[Dataset records]
::::

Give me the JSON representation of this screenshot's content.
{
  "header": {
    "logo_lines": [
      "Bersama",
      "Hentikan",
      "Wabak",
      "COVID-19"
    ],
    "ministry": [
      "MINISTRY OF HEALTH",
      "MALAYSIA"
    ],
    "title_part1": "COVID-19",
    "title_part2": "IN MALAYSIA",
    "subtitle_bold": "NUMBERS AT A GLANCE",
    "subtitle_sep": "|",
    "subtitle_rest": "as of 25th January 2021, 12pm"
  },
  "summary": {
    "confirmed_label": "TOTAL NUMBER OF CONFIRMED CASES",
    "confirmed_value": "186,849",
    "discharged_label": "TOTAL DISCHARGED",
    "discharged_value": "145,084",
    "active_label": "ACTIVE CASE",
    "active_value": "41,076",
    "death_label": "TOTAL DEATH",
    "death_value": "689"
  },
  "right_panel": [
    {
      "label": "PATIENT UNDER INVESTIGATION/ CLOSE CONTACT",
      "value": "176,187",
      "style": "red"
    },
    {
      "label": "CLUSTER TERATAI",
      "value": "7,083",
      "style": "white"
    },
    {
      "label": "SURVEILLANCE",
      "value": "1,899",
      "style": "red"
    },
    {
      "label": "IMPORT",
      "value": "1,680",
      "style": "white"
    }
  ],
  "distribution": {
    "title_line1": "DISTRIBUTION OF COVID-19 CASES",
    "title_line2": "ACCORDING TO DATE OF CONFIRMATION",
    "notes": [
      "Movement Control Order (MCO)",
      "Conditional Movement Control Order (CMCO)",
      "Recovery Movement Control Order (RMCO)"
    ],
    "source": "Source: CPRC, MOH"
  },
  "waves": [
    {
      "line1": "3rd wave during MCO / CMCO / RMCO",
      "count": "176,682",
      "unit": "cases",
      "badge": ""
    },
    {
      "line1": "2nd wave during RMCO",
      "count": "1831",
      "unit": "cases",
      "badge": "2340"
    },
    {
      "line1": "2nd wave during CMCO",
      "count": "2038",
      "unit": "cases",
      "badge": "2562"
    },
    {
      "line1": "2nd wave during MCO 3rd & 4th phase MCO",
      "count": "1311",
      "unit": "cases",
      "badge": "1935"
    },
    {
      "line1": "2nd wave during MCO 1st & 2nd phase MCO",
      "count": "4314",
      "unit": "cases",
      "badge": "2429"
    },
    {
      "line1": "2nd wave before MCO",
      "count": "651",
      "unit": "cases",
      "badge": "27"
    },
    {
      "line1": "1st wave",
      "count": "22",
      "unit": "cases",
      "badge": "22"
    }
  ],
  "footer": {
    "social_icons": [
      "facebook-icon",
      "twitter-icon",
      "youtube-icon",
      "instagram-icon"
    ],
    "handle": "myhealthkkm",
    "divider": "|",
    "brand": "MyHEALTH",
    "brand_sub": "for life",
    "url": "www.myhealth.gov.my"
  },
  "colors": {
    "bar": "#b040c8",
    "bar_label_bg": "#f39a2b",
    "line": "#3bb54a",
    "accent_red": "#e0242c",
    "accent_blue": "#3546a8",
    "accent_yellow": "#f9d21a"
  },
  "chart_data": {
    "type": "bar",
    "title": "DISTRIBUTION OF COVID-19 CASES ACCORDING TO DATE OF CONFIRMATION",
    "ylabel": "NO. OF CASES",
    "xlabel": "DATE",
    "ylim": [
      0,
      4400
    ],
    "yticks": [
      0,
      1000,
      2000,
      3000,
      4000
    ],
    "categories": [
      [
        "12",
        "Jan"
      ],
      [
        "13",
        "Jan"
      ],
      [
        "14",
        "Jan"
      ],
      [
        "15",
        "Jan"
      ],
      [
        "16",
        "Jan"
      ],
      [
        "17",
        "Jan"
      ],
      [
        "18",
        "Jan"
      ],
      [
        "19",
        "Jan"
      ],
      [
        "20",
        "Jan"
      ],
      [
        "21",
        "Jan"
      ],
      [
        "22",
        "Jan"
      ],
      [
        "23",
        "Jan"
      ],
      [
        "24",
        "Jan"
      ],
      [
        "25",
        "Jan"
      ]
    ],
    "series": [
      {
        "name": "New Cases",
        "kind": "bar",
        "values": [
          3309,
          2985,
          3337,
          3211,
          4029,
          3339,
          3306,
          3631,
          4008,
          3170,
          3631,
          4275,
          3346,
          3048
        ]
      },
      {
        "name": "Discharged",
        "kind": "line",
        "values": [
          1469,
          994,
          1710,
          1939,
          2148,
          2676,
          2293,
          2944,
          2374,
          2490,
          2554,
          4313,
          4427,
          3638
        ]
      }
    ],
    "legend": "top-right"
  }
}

::::

Exactly reproduce every line of the records.

(Response to the task):
Give me the JSON representation of this screenshot's content.
{
  "header": {
    "logo_lines": [
      "Bersama",
      "Hentikan",
      "Wabak",
      "COVID-19"
    ],
    "ministry": [
      "MINISTRY OF HEALTH",
      "MALAYSIA"
    ],
    "title_part1": "COVID-19",
    "title_part2": "IN MALAYSIA",
    "subtitle_bold": "NUMBERS AT A GLANCE",
    "subtitle_sep": "|",
    "subtitle_rest": "as of 25th January 2021, 12pm"
  },
  "summary": {
    "confirmed_label": "TOTAL NUMBER OF CONFIRMED CASES",
    "confirmed_value": "186,849",
    "discharged_label": "TOTAL DISCHARGED",
    "discharged_value": "145,084",
    "active_label": "ACTIVE CASE",
    "active_value": "41,076",
    "death_label": "TOTAL DEATH",
    "death_value": "689"
  },
  "right_panel": [
    {
      "label": "PATIENT UNDER INVESTIGATION/ CLOSE CONTACT",
      "value": "176,187",
      "style": "red"
    },
    {
      "label": "CLUSTER TERATAI",
      "value": "7,083",
      "style": "white"
    },
    {
      "label": "SURVEILLANCE",
      "value": "1,899",
      "style": "red"
    },
    {
      "label": "IMPORT",
      "value": "1,680",
      "style": "white"
    }
  ],
  "distribution": {
    "title_line1": "DISTRIBUTION OF COVID-19 CASES",
    "title_line2": "ACCORDING TO DATE OF CONFIRMATION",
    "notes": [
      "Movement Control Order (MCO)",
      "Conditional Movement Control Order (CMCO)",
      "Recovery Movement Control Order (RMCO)"
    ],
    "source": "Source: CPRC, MOH"
  },
  "waves": [
    {
      "line1": "3rd wave during MCO / CMCO / RMCO",
      "count": "176,682",
      "unit": "cases",
      "badge": ""
    },
    {
      "line1": "2nd wave during RMCO",
      "count": "1831",
      "unit": "cases",
      "badge": "2340"
    },
    {
      "line1": "2nd wave during CMCO",
      "count": "2038",
      "unit": "cases",
      "badge": "2562"
    },
    {
      "line1": "2nd wave during MCO 3rd & 4th phase MCO",
      "count": "1311",
      "unit": "cases",
      "badge": "1935"
    },
    {
      "line1": "2nd wave during MCO 1st & 2nd phase MCO",
      "count": "4314",
      "unit": "cases",
      "badge": "2429"
    },
    {
      "line1": "2nd wave before MCO",
      "count": "651",
      "unit": "cases",
      "badge": "27"
    },
    {
      "line1": "1st wave",
      "count": "22",
      "unit": "cases",
      "badge": "22"
    }
  ],
  "footer": {
    "social_icons": [
      "facebook-icon",
      "twitter-icon",
      "youtube-icon",
      "instagram-icon"
    ],
    "handle": "myhealthkkm",
    "divider": "|",
    "brand": "MyHEALTH",
    "brand_sub": "for life",
    "url": "www.myhealth.gov.my"
  },
  "colors": {
    "bar": "#b040c8",
    "bar_label_bg": "#f39a2b",
    "line": "#3bb54a",
    "accent_red": "#e0242c",
    "accent_blue": "#3546a8",
    "accent_yellow": "#f9d21a"
  },
  "chart_data": {
    "type": "bar",
    "title": "DISTRIBUTION OF COVID-19 CASES ACCORDING TO DATE OF CONFIRMATION",
    "ylabel": "NO. OF CASES",
    "xlabel": "DATE",
    "ylim": [
      0,
      4400
    ],
    "yticks": [
      0,
      1000,
      2000,
      3000,
      4000
    ],
    "categories": [
      [
        "12",
        "Jan"
      ],
      [
        "13",
        "Jan"
      ],
      [
        "14",
        "Jan"
      ],
      [
        "15",
        "Jan"
      ],
      [
        "16",
        "Jan"
      ],
      [
        "17",
        "Jan"
      ],
      [
        "18",
        "Jan"
      ],
      [
        "19",
        "Jan"
      ],
      [
        "20",
        "Jan"
      ],
      [
        "21",
        "Jan"
      ],
      [
        "22",
        "Jan"
      ],
      [
        "23",
        "Jan"
      ],
      [
        "24",
        "Jan"
      ],
      [
        "25",
        "Jan"
      ]
    ],
    "series": [
      {
        "name": "New Cases",
        "kind": "bar",
        "values": [
          3309,
          2985,
          3337,
          3211,
          4029,
          3339,
          3306,
          3631,
          4008,
          3170,
          3631,
          4275,
          3346,
          3048
        ]
      },
      {
        "name": "Discharged",
        "kind": "line",
        "values": [
          1469,
          994,
          1710,
          1939,
          2148,
          2676,
          2293,
          2944,
          2374,
          2490,
          2554,
          4313,
          4427,
          3638
        ]
      }
    ],
    "legend": "top-right"
  }
}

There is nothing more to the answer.